[Start MATERIAL SHOWN]
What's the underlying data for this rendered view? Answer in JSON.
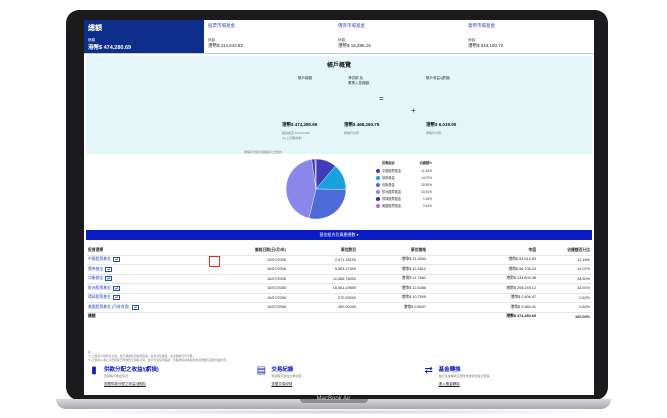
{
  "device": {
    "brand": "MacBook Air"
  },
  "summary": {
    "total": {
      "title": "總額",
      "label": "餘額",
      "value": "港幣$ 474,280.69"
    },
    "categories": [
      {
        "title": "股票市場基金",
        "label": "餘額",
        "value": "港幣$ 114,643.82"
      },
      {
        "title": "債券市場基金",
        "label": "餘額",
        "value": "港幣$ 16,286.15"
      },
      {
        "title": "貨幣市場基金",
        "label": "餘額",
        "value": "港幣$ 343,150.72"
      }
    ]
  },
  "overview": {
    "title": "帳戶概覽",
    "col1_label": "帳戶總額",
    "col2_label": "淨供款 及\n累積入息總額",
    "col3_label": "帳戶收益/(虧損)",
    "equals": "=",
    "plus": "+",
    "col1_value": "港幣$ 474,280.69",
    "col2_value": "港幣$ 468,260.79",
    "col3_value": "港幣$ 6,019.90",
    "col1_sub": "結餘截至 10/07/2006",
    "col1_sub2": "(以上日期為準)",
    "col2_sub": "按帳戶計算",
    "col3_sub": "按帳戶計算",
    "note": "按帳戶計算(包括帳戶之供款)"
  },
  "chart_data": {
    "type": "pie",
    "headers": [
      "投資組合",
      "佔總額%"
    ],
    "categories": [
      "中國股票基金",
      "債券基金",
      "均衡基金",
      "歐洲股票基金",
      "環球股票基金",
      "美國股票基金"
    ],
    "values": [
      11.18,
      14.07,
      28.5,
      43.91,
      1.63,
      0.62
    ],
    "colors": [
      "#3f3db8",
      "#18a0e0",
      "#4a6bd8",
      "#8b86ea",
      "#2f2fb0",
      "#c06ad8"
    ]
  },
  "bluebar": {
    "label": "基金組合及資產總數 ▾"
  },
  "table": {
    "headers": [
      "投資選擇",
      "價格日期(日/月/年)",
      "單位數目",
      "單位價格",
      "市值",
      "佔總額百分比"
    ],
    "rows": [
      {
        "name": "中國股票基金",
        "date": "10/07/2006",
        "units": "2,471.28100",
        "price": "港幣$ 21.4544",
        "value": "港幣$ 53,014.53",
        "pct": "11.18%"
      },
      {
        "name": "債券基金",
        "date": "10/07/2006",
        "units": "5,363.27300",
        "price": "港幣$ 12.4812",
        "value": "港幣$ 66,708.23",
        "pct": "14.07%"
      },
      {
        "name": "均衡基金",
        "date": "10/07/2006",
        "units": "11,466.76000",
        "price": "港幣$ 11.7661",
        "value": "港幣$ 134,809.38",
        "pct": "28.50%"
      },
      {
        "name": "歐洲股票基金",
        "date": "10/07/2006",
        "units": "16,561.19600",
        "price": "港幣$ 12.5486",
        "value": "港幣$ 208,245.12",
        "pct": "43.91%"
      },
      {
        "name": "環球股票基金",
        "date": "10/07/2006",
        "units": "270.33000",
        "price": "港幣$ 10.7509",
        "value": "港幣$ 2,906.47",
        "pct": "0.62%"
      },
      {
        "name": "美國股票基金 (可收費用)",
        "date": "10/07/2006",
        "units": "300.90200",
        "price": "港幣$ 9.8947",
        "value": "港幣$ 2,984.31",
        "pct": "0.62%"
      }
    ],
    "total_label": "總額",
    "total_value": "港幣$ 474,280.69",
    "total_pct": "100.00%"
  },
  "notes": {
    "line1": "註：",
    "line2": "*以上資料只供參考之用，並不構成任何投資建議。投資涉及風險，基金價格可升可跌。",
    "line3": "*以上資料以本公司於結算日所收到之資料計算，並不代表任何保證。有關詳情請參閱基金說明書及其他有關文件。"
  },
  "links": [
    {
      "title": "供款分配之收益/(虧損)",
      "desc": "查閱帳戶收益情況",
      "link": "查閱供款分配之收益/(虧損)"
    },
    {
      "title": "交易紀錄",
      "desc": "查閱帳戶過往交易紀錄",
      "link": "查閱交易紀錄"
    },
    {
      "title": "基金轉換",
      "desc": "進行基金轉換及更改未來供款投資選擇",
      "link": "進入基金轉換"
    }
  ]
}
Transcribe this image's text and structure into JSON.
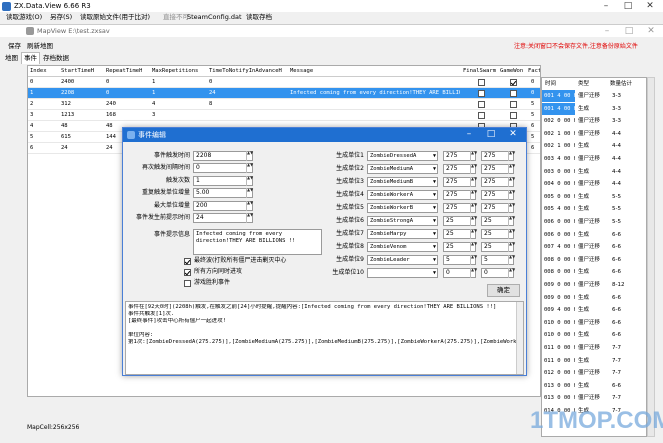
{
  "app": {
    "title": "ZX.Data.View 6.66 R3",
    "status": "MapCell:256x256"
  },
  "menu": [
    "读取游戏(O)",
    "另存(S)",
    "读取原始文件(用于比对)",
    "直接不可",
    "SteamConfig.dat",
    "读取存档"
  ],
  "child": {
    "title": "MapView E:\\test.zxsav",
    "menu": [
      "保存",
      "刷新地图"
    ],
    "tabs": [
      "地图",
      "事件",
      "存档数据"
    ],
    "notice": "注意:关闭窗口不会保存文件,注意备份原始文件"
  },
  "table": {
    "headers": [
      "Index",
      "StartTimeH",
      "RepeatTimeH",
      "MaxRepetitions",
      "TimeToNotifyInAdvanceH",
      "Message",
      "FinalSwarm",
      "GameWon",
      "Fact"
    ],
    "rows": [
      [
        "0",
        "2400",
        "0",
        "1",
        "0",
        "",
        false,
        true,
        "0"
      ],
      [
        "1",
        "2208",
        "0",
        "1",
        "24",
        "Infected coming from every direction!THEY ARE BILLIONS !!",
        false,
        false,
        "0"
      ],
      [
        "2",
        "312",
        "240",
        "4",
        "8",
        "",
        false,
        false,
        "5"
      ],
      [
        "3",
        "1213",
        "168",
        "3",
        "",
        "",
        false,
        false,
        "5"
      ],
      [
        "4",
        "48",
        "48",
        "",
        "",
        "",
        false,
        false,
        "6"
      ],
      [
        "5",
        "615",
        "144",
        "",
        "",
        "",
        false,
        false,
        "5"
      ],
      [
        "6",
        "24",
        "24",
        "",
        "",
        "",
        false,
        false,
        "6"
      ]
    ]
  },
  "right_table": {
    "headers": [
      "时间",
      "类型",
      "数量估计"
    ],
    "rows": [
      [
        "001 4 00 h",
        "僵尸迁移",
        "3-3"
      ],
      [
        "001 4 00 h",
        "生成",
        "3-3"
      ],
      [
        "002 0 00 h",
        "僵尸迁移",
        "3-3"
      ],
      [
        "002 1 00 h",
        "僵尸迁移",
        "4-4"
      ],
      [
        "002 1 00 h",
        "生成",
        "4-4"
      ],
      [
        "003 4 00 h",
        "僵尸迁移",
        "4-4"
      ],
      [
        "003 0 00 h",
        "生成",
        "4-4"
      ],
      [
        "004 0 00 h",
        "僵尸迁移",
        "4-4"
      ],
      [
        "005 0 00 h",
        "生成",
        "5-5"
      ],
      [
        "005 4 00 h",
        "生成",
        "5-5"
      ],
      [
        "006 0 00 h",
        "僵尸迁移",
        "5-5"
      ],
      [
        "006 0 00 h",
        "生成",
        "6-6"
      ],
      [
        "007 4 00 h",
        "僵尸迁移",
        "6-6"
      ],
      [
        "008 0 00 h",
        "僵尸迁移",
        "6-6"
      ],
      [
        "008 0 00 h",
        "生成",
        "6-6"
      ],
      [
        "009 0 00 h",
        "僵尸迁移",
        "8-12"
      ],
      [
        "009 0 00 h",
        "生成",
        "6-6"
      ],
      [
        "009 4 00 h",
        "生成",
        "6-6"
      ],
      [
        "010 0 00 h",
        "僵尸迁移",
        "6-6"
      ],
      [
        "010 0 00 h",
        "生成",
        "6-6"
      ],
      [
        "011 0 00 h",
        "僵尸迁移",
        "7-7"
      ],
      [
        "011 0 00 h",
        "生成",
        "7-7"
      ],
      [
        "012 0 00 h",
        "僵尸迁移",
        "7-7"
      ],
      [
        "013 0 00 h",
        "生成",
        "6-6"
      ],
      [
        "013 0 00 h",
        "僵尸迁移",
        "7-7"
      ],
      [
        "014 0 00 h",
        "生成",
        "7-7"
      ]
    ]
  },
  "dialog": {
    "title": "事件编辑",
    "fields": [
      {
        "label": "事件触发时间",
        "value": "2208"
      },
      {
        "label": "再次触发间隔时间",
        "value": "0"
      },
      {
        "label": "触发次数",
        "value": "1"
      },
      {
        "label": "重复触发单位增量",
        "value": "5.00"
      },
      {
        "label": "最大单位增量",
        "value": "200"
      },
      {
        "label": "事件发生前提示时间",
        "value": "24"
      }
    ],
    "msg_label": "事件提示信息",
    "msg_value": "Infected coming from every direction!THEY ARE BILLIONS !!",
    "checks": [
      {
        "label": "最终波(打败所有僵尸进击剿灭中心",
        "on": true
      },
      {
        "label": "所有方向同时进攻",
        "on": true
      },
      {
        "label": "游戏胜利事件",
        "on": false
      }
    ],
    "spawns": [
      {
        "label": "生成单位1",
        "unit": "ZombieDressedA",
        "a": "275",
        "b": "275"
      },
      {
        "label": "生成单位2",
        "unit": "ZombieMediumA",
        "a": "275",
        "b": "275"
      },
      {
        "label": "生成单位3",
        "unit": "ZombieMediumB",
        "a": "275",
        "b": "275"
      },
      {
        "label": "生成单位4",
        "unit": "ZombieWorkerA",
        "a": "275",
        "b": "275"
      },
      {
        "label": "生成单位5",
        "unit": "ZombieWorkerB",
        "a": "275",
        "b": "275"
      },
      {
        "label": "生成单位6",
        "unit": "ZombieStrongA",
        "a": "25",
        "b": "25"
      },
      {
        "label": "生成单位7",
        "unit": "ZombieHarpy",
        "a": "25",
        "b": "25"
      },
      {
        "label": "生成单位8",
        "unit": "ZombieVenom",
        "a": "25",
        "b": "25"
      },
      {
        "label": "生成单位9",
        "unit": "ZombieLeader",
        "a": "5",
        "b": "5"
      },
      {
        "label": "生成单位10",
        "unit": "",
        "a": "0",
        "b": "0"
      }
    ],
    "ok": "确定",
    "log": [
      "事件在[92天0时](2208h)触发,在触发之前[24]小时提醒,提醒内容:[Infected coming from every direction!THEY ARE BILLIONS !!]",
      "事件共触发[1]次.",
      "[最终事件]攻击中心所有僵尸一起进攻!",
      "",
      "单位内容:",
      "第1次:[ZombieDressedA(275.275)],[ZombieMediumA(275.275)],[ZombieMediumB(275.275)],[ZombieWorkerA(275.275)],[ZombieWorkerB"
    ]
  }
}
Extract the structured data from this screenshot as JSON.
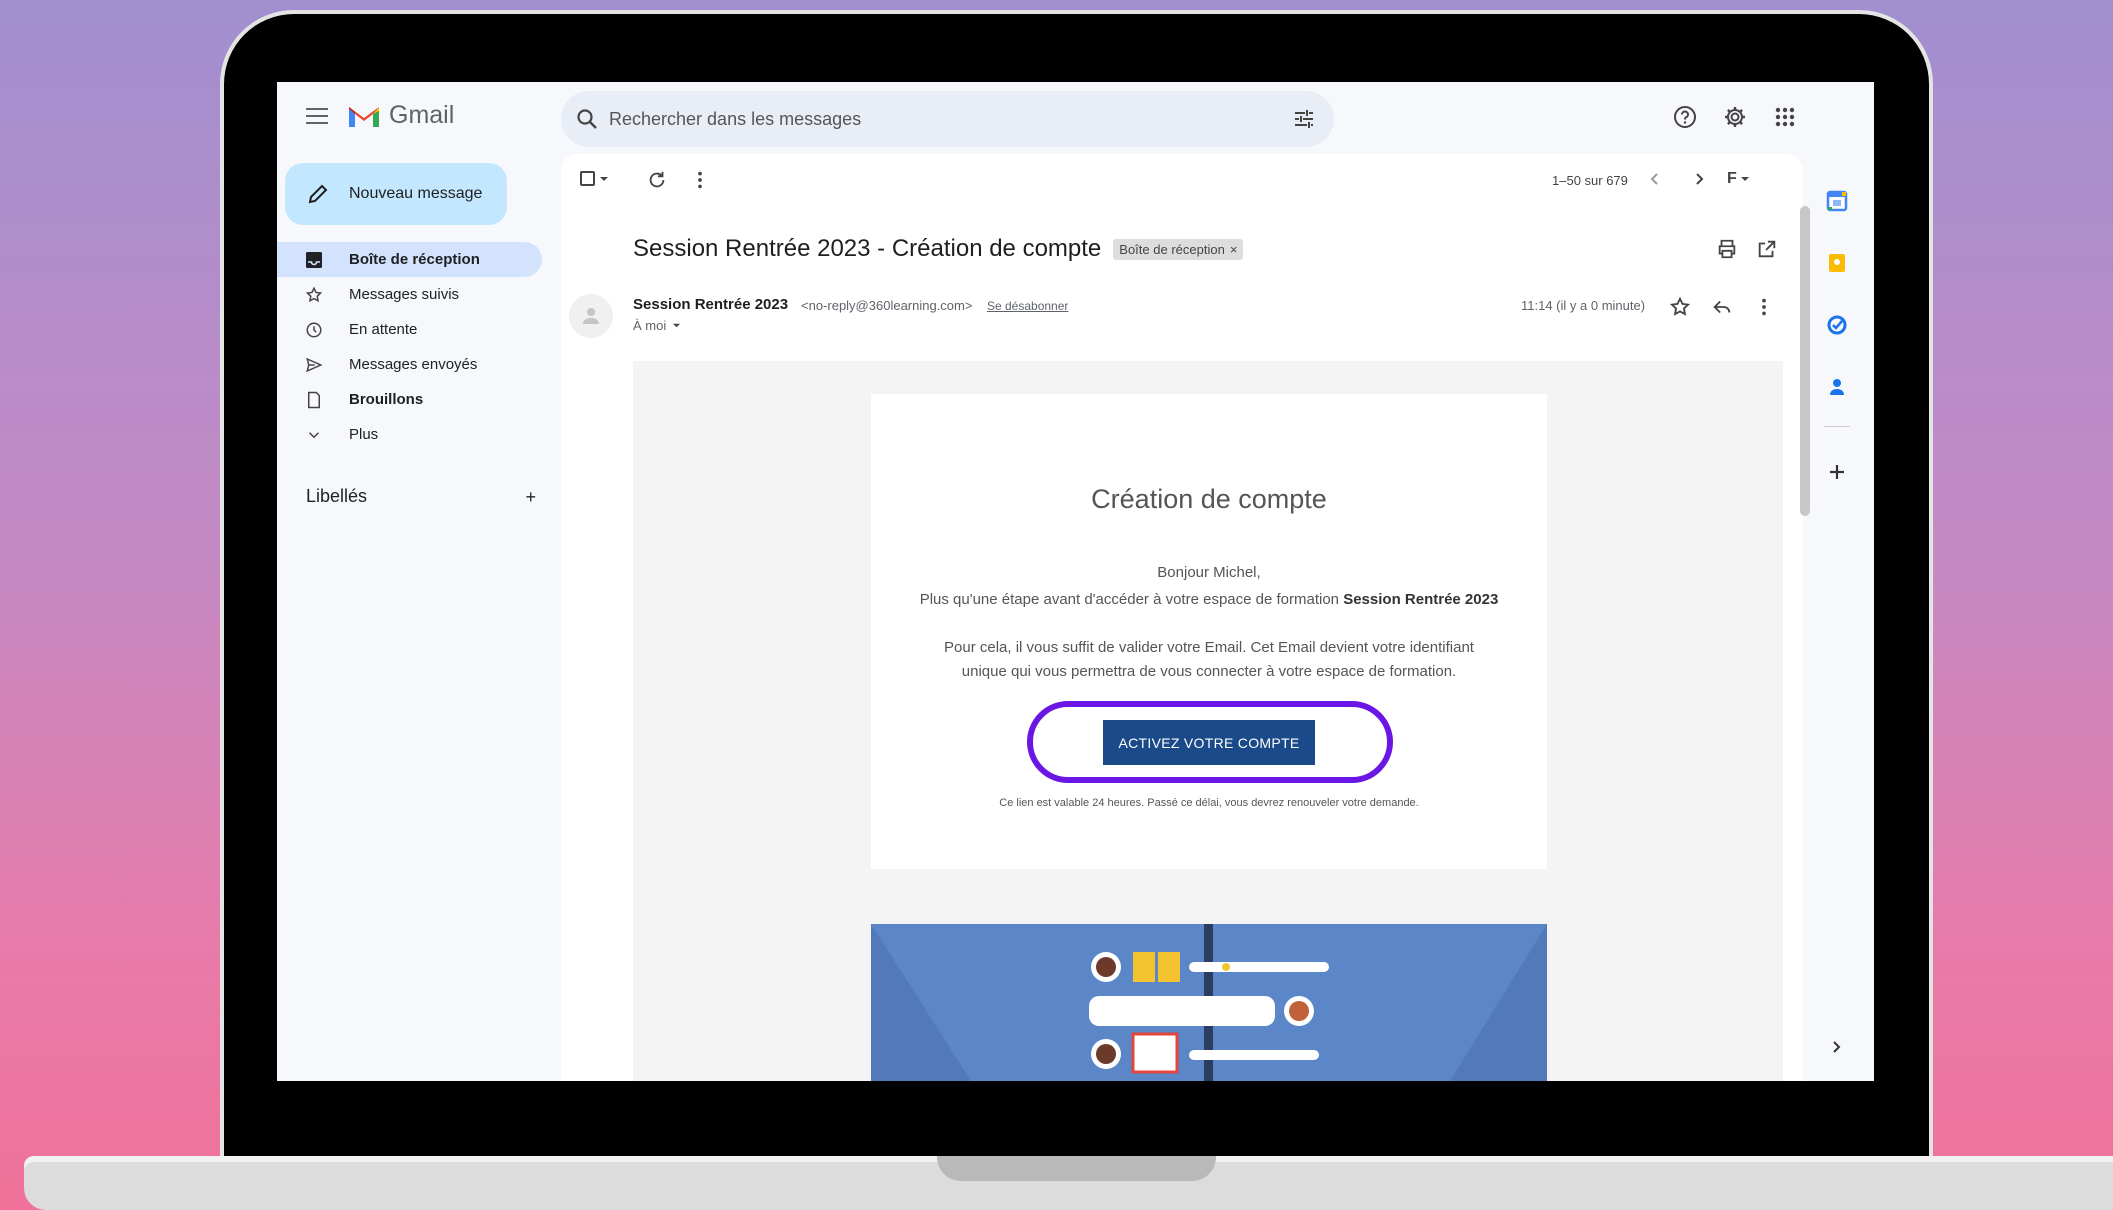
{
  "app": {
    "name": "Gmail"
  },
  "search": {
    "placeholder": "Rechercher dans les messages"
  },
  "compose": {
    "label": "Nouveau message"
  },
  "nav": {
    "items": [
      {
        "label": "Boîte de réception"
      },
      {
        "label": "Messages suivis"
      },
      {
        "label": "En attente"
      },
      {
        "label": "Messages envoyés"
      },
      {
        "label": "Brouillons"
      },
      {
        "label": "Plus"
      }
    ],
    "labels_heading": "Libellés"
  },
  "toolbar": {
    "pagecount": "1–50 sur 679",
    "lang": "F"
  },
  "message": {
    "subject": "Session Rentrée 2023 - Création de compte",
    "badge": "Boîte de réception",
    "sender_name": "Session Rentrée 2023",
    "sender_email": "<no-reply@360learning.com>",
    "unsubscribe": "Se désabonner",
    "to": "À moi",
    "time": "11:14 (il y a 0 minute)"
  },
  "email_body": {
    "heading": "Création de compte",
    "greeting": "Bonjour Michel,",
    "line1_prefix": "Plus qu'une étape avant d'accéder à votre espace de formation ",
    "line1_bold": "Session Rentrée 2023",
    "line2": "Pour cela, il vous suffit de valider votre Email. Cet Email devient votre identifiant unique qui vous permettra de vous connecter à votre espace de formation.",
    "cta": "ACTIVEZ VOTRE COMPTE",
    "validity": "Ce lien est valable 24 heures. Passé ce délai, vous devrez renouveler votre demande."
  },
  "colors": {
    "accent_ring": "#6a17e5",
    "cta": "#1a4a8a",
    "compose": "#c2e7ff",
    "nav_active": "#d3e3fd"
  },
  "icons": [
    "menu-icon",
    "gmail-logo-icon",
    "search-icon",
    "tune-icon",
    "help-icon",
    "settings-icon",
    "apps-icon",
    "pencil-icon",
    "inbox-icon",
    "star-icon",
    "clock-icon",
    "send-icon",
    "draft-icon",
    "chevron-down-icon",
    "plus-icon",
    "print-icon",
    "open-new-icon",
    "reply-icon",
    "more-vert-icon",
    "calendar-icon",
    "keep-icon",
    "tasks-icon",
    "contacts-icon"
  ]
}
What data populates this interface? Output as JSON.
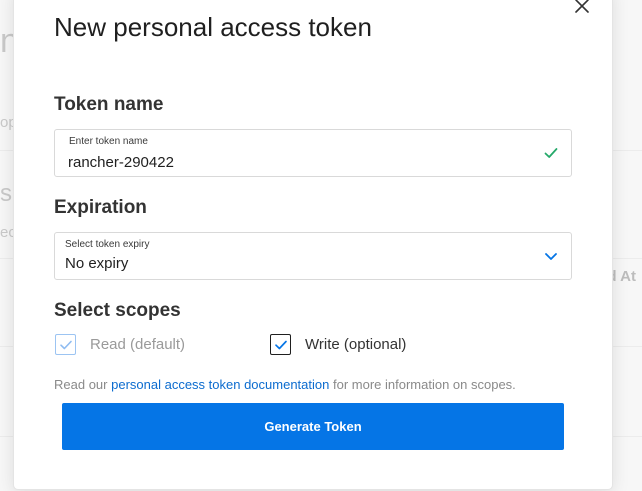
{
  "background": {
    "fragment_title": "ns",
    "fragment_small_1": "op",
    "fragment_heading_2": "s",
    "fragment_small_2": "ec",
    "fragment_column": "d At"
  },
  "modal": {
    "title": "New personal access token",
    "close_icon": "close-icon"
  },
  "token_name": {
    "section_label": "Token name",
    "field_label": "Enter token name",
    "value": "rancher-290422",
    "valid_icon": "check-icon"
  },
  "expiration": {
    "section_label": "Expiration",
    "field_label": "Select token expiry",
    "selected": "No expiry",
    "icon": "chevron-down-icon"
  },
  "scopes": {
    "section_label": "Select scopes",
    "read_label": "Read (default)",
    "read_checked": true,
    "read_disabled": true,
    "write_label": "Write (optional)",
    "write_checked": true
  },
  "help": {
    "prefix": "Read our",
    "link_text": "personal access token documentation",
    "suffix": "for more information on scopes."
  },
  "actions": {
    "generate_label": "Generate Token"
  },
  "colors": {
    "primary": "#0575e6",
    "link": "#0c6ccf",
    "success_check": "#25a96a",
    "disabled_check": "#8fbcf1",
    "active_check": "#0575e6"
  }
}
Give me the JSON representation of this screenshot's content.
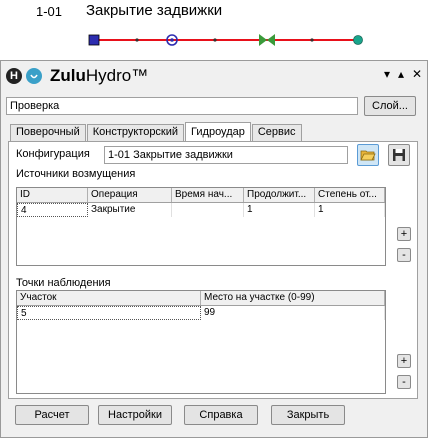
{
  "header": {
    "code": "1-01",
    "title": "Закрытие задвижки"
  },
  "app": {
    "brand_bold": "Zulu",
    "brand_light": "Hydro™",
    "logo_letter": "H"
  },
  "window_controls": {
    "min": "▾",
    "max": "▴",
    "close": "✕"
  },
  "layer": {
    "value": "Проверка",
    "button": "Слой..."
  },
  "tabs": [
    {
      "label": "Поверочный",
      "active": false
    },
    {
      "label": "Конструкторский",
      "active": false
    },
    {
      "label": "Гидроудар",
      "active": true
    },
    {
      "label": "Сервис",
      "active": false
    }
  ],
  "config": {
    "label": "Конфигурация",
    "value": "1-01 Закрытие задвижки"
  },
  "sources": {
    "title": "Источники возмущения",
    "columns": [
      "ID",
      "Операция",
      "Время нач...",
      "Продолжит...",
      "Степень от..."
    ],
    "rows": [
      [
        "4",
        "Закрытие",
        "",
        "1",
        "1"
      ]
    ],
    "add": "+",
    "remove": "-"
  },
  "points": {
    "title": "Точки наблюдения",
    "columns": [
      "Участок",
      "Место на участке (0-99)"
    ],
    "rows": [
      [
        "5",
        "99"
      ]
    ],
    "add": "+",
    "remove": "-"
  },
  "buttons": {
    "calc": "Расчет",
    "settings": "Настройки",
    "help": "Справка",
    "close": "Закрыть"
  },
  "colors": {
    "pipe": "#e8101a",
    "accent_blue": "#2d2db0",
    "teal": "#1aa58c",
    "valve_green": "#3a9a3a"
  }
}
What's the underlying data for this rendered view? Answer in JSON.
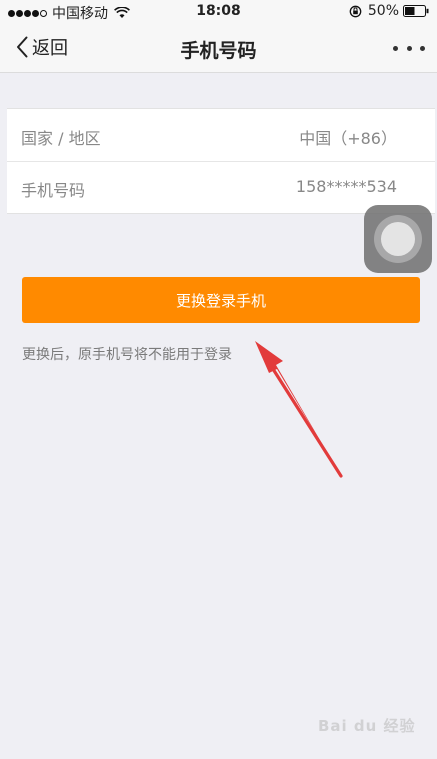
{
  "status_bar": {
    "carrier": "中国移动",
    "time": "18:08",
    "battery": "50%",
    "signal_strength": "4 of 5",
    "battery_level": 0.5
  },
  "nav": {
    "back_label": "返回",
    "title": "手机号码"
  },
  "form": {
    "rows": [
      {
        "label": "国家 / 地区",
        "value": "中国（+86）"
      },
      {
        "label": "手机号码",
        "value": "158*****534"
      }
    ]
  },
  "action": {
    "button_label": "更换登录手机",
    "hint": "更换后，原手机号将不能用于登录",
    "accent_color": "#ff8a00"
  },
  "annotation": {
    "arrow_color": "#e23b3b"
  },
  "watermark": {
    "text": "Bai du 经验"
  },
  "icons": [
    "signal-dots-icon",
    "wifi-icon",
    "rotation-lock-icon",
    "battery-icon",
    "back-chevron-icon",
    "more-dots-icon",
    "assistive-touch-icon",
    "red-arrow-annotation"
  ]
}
[End MATERIAL SHOWN]
» **WHAT YOU SHOULD DO**
Copy every line of the listing that contains the word "true".

» **WRITTEN RESPONSE**
        true,
        "on": true
        "on": true
    "read_checked": true,
    "read_disabled": true,
    "write_checked": true
      "active": true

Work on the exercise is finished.